§ **EXERCISE AIM**:
Below are entries. Pull out all lines containing "gears".

§ **Items listed in a dataset**:
┏━━
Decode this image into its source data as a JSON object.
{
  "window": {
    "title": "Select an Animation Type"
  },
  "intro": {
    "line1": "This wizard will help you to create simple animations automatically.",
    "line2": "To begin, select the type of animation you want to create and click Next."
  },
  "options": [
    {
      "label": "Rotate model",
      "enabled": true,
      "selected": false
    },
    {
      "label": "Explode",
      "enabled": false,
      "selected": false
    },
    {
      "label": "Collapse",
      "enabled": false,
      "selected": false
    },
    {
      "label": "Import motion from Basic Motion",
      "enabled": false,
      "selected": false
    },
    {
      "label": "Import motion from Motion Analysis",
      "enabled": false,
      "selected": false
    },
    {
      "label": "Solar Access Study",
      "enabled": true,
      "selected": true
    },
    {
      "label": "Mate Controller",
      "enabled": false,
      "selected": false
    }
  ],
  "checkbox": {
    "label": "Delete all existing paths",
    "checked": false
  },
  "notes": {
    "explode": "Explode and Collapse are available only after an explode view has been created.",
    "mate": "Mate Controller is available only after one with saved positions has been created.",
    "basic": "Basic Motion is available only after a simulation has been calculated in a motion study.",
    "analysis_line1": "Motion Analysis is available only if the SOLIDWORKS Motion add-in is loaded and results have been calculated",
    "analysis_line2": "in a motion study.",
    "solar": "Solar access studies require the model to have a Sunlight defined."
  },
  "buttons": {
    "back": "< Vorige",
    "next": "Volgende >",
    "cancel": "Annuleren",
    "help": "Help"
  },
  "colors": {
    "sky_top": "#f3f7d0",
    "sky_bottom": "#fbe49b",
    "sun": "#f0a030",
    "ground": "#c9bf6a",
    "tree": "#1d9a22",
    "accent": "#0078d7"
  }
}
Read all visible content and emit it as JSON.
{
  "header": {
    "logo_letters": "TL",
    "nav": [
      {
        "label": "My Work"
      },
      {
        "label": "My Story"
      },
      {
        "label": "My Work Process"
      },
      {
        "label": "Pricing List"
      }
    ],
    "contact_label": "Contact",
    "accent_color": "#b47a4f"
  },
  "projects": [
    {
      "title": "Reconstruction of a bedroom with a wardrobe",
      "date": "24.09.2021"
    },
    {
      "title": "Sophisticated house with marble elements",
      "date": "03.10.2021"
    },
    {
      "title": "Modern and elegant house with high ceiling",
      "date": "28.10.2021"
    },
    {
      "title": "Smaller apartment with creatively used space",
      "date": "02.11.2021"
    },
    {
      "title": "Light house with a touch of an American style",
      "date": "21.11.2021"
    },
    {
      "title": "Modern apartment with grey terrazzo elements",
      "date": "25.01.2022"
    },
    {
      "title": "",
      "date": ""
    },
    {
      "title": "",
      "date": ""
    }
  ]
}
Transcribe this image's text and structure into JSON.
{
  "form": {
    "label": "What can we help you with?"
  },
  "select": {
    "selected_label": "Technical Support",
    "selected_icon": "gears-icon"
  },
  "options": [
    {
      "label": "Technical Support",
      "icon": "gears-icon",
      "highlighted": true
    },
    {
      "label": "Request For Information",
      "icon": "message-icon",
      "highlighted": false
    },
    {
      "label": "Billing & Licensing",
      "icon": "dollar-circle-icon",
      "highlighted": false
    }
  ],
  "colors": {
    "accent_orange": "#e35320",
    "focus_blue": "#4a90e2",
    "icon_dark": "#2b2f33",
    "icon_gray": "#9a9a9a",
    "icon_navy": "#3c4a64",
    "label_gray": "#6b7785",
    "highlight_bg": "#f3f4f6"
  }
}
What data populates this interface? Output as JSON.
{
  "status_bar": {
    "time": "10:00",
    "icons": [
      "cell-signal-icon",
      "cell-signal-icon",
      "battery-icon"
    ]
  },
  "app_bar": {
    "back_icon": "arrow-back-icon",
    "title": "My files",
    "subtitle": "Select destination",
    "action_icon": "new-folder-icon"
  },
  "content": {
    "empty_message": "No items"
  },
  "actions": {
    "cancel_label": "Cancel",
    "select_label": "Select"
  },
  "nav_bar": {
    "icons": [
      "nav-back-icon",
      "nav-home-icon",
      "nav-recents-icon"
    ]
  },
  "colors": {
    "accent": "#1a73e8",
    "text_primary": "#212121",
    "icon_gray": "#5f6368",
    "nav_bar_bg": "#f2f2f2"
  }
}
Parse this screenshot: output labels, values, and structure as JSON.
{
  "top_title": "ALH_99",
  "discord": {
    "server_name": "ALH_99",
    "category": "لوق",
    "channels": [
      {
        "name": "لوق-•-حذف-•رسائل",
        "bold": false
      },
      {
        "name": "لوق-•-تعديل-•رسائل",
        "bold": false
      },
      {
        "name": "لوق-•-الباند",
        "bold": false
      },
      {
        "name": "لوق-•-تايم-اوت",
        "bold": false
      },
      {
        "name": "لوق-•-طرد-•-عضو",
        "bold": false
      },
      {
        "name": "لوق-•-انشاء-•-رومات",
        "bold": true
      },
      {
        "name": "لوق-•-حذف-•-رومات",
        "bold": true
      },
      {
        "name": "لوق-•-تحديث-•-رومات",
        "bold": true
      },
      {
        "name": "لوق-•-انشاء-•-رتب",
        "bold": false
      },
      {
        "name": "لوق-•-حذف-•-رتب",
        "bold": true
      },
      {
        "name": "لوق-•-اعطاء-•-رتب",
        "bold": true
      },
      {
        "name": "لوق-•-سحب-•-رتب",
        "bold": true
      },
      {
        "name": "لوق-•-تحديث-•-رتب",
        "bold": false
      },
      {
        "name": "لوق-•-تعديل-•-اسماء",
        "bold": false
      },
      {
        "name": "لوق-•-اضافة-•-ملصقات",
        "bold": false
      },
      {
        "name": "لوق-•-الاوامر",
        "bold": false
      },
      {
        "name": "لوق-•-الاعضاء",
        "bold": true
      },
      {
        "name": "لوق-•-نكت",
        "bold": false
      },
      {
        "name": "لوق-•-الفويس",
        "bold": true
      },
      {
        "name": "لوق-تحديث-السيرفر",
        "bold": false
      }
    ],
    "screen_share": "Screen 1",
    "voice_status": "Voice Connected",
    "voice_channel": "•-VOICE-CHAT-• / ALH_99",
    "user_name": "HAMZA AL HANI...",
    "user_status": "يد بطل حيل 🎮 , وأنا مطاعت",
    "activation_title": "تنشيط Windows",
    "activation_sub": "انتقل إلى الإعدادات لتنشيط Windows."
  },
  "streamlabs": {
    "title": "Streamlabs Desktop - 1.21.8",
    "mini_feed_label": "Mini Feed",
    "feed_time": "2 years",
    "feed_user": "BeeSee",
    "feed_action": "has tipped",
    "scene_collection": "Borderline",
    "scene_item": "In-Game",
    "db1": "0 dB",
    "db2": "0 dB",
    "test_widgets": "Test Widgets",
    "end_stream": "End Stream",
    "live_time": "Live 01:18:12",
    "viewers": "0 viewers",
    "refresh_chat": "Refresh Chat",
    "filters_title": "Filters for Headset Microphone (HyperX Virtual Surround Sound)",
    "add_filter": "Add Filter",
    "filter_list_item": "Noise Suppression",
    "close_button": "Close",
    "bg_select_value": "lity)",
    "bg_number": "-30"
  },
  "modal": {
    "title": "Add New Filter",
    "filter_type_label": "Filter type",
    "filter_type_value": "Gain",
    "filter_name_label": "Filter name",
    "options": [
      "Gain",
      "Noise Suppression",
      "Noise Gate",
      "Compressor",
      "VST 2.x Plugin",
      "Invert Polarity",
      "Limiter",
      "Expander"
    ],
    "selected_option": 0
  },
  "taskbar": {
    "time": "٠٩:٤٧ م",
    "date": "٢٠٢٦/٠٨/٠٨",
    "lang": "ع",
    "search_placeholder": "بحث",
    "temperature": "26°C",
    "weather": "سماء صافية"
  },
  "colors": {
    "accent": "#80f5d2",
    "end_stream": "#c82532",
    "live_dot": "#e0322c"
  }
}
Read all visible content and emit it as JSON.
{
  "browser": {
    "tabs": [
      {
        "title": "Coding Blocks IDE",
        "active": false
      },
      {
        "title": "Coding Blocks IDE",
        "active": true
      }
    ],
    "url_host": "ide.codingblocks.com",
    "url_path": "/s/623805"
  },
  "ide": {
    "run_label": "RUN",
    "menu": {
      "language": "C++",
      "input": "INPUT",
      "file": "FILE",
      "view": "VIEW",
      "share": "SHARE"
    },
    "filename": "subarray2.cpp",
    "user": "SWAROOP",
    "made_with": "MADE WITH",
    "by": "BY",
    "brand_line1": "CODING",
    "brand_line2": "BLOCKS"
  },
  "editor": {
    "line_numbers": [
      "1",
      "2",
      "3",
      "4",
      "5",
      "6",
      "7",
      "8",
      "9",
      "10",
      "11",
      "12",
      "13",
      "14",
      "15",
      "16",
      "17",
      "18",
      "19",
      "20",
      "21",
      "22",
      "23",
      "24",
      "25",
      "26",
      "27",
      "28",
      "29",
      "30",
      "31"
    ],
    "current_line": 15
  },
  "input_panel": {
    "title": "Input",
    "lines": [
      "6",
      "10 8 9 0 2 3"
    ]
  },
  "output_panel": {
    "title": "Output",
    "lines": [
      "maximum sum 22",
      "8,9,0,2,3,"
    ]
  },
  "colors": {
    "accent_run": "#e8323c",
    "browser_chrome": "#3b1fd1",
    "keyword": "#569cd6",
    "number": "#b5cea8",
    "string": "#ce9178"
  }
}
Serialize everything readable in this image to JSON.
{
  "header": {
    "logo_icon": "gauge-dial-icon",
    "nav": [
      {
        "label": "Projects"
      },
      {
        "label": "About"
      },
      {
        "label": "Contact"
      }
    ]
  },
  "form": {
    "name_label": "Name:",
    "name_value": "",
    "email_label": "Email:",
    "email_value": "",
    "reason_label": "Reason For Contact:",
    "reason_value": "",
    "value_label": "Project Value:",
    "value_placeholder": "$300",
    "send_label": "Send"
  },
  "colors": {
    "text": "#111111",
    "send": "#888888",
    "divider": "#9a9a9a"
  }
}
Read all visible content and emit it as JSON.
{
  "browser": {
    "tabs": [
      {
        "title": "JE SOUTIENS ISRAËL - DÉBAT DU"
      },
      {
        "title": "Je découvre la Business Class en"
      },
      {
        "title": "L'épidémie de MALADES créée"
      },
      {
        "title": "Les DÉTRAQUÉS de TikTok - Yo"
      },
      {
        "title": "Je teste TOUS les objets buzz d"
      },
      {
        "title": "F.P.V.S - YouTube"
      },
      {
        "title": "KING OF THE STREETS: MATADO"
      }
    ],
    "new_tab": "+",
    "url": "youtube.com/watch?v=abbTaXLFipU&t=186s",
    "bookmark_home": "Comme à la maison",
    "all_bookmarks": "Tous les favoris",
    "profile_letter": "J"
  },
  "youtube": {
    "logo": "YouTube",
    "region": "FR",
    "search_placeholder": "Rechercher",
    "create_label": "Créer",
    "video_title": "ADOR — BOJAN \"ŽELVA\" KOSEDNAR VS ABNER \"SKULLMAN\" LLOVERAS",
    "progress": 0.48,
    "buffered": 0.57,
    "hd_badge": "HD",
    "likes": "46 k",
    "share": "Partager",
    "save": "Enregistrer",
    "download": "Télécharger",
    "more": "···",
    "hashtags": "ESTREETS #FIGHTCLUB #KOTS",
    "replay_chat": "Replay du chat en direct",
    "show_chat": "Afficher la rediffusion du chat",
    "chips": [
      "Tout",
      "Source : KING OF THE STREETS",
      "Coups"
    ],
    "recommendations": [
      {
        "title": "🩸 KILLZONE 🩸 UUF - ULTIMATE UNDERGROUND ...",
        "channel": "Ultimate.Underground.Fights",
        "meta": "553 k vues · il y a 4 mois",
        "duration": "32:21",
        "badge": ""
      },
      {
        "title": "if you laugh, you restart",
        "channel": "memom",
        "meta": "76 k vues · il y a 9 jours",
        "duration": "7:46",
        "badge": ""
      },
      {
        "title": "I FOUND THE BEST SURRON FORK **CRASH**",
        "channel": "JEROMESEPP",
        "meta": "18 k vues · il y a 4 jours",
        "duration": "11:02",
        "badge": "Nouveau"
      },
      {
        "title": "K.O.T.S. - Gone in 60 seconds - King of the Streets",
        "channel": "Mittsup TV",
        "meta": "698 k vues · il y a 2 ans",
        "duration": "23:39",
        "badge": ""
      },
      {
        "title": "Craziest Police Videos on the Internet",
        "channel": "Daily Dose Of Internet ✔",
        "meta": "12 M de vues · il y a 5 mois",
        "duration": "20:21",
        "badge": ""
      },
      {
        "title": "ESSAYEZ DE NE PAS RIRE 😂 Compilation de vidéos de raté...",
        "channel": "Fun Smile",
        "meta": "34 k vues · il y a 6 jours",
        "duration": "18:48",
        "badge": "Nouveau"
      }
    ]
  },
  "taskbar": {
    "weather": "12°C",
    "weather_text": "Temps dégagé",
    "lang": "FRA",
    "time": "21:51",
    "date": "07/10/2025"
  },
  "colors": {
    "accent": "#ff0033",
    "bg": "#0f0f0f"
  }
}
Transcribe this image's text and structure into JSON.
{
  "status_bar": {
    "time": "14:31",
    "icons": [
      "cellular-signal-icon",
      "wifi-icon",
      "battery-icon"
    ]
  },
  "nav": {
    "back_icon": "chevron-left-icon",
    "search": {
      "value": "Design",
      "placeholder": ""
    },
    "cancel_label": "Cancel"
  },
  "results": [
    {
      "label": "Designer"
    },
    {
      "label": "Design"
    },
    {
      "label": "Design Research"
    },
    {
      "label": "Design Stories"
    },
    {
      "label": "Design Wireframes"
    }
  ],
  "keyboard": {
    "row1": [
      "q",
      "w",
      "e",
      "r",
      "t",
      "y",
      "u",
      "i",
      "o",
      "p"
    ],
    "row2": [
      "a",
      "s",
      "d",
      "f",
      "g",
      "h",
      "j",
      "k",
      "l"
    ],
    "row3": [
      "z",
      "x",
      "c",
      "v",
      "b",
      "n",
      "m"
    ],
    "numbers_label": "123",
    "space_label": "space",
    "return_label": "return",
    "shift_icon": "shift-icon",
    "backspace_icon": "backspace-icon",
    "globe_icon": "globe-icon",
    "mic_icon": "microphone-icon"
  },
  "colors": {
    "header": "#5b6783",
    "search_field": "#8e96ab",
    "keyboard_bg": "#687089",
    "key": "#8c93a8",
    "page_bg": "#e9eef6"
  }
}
┗━━
§ **ANSWER FOR THIS EXERCISE**:
    "selected_icon": "gears-icon"
      "icon": "gears-icon",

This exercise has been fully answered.